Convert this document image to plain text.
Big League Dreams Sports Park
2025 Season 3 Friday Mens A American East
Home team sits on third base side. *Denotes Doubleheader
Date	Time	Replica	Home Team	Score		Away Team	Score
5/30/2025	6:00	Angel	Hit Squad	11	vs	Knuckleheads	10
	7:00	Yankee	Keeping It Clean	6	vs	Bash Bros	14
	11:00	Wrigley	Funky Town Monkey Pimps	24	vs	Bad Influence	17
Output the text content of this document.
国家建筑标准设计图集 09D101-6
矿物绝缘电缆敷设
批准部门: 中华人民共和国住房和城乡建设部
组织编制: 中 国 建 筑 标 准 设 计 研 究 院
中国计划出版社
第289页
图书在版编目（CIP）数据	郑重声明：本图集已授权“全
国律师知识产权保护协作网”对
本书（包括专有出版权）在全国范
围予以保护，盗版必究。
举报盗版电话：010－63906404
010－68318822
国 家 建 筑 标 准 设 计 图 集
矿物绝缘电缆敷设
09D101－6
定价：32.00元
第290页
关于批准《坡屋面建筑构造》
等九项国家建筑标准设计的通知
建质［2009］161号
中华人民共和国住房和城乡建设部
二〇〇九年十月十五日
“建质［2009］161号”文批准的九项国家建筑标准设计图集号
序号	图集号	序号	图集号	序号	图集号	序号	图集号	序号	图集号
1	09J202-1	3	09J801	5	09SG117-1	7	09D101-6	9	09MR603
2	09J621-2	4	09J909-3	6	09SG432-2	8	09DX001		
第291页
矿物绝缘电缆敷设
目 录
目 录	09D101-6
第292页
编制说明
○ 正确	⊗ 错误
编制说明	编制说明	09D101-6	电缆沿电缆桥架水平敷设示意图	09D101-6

_YOUR TASK_
Identify the lines in the entries that hold "中华人民共和国住房和城乡建设部" and return each one.

_CORRECT RESULT_
批准部门: 中华人民共和国住房和城乡建设部
中华人民共和国住房和城乡建设部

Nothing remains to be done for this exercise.